(Extracted data entries)
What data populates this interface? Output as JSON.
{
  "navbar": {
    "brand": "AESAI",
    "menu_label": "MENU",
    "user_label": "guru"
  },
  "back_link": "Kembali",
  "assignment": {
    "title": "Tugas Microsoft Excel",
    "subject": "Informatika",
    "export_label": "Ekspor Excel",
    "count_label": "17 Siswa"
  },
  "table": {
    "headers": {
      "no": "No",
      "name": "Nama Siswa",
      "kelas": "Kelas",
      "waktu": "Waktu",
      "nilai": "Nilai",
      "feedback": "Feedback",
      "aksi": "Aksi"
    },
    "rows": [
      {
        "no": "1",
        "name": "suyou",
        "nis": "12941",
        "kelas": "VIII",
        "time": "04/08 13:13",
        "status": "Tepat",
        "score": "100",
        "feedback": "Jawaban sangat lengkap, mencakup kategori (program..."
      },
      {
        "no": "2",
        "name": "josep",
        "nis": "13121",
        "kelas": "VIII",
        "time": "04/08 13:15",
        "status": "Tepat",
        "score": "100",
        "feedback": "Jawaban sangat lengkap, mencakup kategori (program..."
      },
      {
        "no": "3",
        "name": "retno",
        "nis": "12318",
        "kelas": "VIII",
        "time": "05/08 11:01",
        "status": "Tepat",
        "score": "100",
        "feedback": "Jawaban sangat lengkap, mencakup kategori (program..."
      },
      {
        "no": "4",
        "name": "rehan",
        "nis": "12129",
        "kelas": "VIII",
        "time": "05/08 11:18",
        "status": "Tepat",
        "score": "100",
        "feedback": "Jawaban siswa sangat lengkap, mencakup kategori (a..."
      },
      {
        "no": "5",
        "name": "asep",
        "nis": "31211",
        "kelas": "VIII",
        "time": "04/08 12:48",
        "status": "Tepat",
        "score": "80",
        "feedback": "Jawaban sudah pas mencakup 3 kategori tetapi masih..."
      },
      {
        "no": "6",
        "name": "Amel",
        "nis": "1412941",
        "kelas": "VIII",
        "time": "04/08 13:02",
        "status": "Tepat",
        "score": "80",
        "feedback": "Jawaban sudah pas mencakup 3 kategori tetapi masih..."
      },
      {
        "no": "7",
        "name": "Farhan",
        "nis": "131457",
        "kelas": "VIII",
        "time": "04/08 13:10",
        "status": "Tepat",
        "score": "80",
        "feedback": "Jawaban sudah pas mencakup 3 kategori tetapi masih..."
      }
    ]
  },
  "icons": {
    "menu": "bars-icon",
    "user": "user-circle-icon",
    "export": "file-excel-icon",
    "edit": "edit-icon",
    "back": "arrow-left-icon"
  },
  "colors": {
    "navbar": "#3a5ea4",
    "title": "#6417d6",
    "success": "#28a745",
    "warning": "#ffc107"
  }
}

#### [GIVEN EXERCISE]
Please repeat the listing above in full and exactly.

#### [RESULT BELOW]
What data populates this interface? Output as JSON.
{
  "navbar": {
    "brand": "AESAI",
    "menu_label": "MENU",
    "user_label": "guru"
  },
  "back_link": "Kembali",
  "assignment": {
    "title": "Tugas Microsoft Excel",
    "subject": "Informatika",
    "export_label": "Ekspor Excel",
    "count_label": "17 Siswa"
  },
  "table": {
    "headers": {
      "no": "No",
      "name": "Nama Siswa",
      "kelas": "Kelas",
      "waktu": "Waktu",
      "nilai": "Nilai",
      "feedback": "Feedback",
      "aksi": "Aksi"
    },
    "rows": [
      {
        "no": "1",
        "name": "suyou",
        "nis": "12941",
        "kelas": "VIII",
        "time": "04/08 13:13",
        "status": "Tepat",
        "score": "100",
        "feedback": "Jawaban sangat lengkap, mencakup kategori (program..."
      },
      {
        "no": "2",
        "name": "josep",
        "nis": "13121",
        "kelas": "VIII",
        "time": "04/08 13:15",
        "status": "Tepat",
        "score": "100",
        "feedback": "Jawaban sangat lengkap, mencakup kategori (program..."
      },
      {
        "no": "3",
        "name": "retno",
        "nis": "12318",
        "kelas": "VIII",
        "time": "05/08 11:01",
        "status": "Tepat",
        "score": "100",
        "feedback": "Jawaban sangat lengkap, mencakup kategori (program..."
      },
      {
        "no": "4",
        "name": "rehan",
        "nis": "12129",
        "kelas": "VIII",
        "time": "05/08 11:18",
        "status": "Tepat",
        "score": "100",
        "feedback": "Jawaban siswa sangat lengkap, mencakup kategori (a..."
      },
      {
        "no": "5",
        "name": "asep",
        "nis": "31211",
        "kelas": "VIII",
        "time": "04/08 12:48",
        "status": "Tepat",
        "score": "80",
        "feedback": "Jawaban sudah pas mencakup 3 kategori tetapi masih..."
      },
      {
        "no": "6",
        "name": "Amel",
        "nis": "1412941",
        "kelas": "VIII",
        "time": "04/08 13:02",
        "status": "Tepat",
        "score": "80",
        "feedback": "Jawaban sudah pas mencakup 3 kategori tetapi masih..."
      },
      {
        "no": "7",
        "name": "Farhan",
        "nis": "131457",
        "kelas": "VIII",
        "time": "04/08 13:10",
        "status": "Tepat",
        "score": "80",
        "feedback": "Jawaban sudah pas mencakup 3 kategori tetapi masih..."
      }
    ]
  },
  "icons": {
    "menu": "bars-icon",
    "user": "user-circle-icon",
    "export": "file-excel-icon",
    "edit": "edit-icon",
    "back": "arrow-left-icon"
  },
  "colors": {
    "navbar": "#3a5ea4",
    "title": "#6417d6",
    "success": "#28a745",
    "warning": "#ffc107"
  }
}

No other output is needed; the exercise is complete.